[Begin Material to process]

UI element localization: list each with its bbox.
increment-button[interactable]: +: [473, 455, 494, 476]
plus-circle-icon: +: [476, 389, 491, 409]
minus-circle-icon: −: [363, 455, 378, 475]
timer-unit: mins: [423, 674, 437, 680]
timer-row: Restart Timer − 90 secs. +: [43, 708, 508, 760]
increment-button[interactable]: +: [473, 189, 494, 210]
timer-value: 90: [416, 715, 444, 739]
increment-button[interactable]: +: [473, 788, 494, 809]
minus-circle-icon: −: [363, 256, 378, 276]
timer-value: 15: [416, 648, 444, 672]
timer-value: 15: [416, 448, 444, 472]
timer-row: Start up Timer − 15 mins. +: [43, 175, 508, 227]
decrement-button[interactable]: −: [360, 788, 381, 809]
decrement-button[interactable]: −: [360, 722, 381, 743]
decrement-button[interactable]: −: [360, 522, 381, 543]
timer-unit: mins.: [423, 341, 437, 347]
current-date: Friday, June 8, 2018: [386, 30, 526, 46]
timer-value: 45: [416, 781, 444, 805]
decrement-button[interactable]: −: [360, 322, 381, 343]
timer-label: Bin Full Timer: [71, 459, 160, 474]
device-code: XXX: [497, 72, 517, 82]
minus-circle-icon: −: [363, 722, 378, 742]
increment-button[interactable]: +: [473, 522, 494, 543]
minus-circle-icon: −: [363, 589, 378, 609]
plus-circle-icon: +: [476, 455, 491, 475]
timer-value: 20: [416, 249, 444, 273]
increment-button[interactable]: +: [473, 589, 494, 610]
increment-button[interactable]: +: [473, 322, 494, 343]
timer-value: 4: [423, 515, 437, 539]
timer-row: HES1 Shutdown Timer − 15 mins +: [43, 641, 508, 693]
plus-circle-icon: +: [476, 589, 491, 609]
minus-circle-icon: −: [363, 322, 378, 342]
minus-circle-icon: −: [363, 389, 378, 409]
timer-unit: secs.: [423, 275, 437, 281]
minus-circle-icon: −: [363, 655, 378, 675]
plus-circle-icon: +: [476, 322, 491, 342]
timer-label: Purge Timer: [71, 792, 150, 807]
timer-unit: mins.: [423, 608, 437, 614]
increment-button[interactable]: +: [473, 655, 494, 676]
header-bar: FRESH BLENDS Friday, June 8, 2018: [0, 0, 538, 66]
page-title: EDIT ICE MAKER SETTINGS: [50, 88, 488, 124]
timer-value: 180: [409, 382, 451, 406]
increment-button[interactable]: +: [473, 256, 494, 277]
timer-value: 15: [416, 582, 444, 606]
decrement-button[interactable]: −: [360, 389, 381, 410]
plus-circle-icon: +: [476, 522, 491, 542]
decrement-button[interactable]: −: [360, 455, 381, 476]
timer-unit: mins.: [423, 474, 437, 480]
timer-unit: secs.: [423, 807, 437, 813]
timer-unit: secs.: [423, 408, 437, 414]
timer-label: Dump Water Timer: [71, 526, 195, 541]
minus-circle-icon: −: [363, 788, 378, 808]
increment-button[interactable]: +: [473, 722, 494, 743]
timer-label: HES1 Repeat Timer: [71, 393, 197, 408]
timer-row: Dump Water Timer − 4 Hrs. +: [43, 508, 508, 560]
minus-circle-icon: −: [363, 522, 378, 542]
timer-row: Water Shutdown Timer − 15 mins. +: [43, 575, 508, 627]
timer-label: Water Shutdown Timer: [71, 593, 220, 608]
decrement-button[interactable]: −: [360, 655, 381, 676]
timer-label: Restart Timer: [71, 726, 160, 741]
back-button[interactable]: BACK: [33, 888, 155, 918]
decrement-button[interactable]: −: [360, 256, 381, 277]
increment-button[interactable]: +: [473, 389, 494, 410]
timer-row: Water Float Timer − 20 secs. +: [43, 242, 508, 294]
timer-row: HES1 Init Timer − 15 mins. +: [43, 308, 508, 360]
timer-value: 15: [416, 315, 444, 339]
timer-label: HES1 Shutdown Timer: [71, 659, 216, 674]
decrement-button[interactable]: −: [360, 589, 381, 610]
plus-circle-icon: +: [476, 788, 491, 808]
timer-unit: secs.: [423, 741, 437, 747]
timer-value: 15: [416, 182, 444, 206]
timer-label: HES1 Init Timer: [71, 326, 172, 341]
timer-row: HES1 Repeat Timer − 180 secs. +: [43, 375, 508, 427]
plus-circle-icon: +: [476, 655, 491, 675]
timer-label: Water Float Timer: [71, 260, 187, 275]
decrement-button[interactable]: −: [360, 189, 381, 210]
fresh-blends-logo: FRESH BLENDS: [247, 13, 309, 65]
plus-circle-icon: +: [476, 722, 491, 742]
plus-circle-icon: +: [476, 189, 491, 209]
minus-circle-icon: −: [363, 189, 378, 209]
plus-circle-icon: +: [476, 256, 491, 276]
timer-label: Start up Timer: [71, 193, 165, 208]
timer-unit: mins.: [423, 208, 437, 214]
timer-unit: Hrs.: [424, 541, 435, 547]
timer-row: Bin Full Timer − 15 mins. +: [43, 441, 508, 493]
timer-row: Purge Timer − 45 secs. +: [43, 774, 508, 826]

[End Material to process]

*Required task*: Repeat the listing above word for word, from its first line up to and including the line that contains "increment-button[interactable]: +: [473, 522, 494, 543]".

*Result*:
UI element localization: list each with its bbox.
increment-button[interactable]: +: [473, 455, 494, 476]
plus-circle-icon: +: [476, 389, 491, 409]
minus-circle-icon: −: [363, 455, 378, 475]
timer-unit: mins: [423, 674, 437, 680]
timer-row: Restart Timer − 90 secs. +: [43, 708, 508, 760]
increment-button[interactable]: +: [473, 189, 494, 210]
timer-value: 90: [416, 715, 444, 739]
increment-button[interactable]: +: [473, 788, 494, 809]
minus-circle-icon: −: [363, 256, 378, 276]
timer-value: 15: [416, 648, 444, 672]
timer-value: 15: [416, 448, 444, 472]
timer-row: Start up Timer − 15 mins. +: [43, 175, 508, 227]
decrement-button[interactable]: −: [360, 788, 381, 809]
decrement-button[interactable]: −: [360, 722, 381, 743]
decrement-button[interactable]: −: [360, 522, 381, 543]
timer-unit: mins.: [423, 341, 437, 347]
current-date: Friday, June 8, 2018: [386, 30, 526, 46]
timer-value: 45: [416, 781, 444, 805]
decrement-button[interactable]: −: [360, 322, 381, 343]
timer-label: Bin Full Timer: [71, 459, 160, 474]
device-code: XXX: [497, 72, 517, 82]
minus-circle-icon: −: [363, 722, 378, 742]
increment-button[interactable]: +: [473, 522, 494, 543]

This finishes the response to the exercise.